● Objective: Output every entry exactly as given.

● The records:
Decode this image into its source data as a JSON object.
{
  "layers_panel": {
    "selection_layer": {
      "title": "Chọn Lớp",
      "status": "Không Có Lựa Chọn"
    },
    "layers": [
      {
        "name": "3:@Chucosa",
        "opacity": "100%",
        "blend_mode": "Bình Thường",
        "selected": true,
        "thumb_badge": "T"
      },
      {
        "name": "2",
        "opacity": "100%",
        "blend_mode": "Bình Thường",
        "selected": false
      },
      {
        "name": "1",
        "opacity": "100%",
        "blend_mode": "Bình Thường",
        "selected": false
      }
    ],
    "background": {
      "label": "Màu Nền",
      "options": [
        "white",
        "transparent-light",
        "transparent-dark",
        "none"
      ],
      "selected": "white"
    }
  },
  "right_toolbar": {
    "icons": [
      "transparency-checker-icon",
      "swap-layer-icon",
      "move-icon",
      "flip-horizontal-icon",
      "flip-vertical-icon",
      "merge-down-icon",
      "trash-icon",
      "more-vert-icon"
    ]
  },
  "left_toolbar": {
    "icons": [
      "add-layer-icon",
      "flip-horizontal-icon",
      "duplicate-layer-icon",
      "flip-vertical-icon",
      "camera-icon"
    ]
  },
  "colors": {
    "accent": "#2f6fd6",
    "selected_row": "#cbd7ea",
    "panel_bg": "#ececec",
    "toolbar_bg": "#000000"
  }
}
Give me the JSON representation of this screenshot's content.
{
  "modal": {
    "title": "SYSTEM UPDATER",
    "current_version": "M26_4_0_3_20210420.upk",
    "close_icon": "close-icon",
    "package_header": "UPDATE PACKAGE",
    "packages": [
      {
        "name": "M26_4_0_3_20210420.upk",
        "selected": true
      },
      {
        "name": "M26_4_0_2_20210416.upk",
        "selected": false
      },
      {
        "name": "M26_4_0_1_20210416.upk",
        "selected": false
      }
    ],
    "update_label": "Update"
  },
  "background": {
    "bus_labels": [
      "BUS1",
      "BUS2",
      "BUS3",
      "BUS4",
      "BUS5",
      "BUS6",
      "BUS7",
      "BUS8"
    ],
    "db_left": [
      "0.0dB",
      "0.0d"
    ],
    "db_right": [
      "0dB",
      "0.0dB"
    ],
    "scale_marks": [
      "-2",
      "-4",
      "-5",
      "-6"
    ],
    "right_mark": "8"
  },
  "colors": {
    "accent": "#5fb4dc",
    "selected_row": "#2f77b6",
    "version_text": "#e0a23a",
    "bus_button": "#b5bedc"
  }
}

● Result for this task:
Decode this image into its source data as a JSON object.
{
  "layers_panel": {
    "selection_layer": {
      "title": "Chọn Lớp",
      "status": "Không Có Lựa Chọn"
    },
    "layers": [
      {
        "name": "3:@Chucosa",
        "opacity": "100%",
        "blend_mode": "Bình Thường",
        "selected": true,
        "thumb_badge": "T"
      },
      {
        "name": "2",
        "opacity": "100%",
        "blend_mode": "Bình Thường",
        "selected": false
      },
      {
        "name": "1",
        "opacity": "100%",
        "blend_mode": "Bình Thường",
        "selected": false
      }
    ],
    "background": {
      "label": "Màu Nền",
      "options": [
        "white",
        "transparent-light",
        "transparent-dark",
        "none"
      ],
      "selected": "white"
    }
  },
  "right_toolbar": {
    "icons": [
      "transparency-checker-icon",
      "swap-layer-icon",
      "move-icon",
      "flip-horizontal-icon",
      "flip-vertical-icon",
      "merge-down-icon",
      "trash-icon",
      "more-vert-icon"
    ]
  },
  "left_toolbar": {
    "icons": [
      "add-layer-icon",
      "flip-horizontal-icon",
      "duplicate-layer-icon",
      "flip-vertical-icon",
      "camera-icon"
    ]
  },
  "colors": {
    "accent": "#2f6fd6",
    "selected_row": "#cbd7ea",
    "panel_bg": "#ececec",
    "toolbar_bg": "#000000"
  }
}
Give me the JSON representation of this screenshot's content.
{
  "modal": {
    "title": "SYSTEM UPDATER",
    "current_version": "M26_4_0_3_20210420.upk",
    "close_icon": "close-icon",
    "package_header": "UPDATE PACKAGE",
    "packages": [
      {
        "name": "M26_4_0_3_20210420.upk",
        "selected": true
      },
      {
        "name": "M26_4_0_2_20210416.upk",
        "selected": false
      },
      {
        "name": "M26_4_0_1_20210416.upk",
        "selected": false
      }
    ],
    "update_label": "Update"
  },
  "background": {
    "bus_labels": [
      "BUS1",
      "BUS2",
      "BUS3",
      "BUS4",
      "BUS5",
      "BUS6",
      "BUS7",
      "BUS8"
    ],
    "db_left": [
      "0.0dB",
      "0.0d"
    ],
    "db_right": [
      "0dB",
      "0.0dB"
    ],
    "scale_marks": [
      "-2",
      "-4",
      "-5",
      "-6"
    ],
    "right_mark": "8"
  },
  "colors": {
    "accent": "#5fb4dc",
    "selected_row": "#2f77b6",
    "version_text": "#e0a23a",
    "bus_button": "#b5bedc"
  }
}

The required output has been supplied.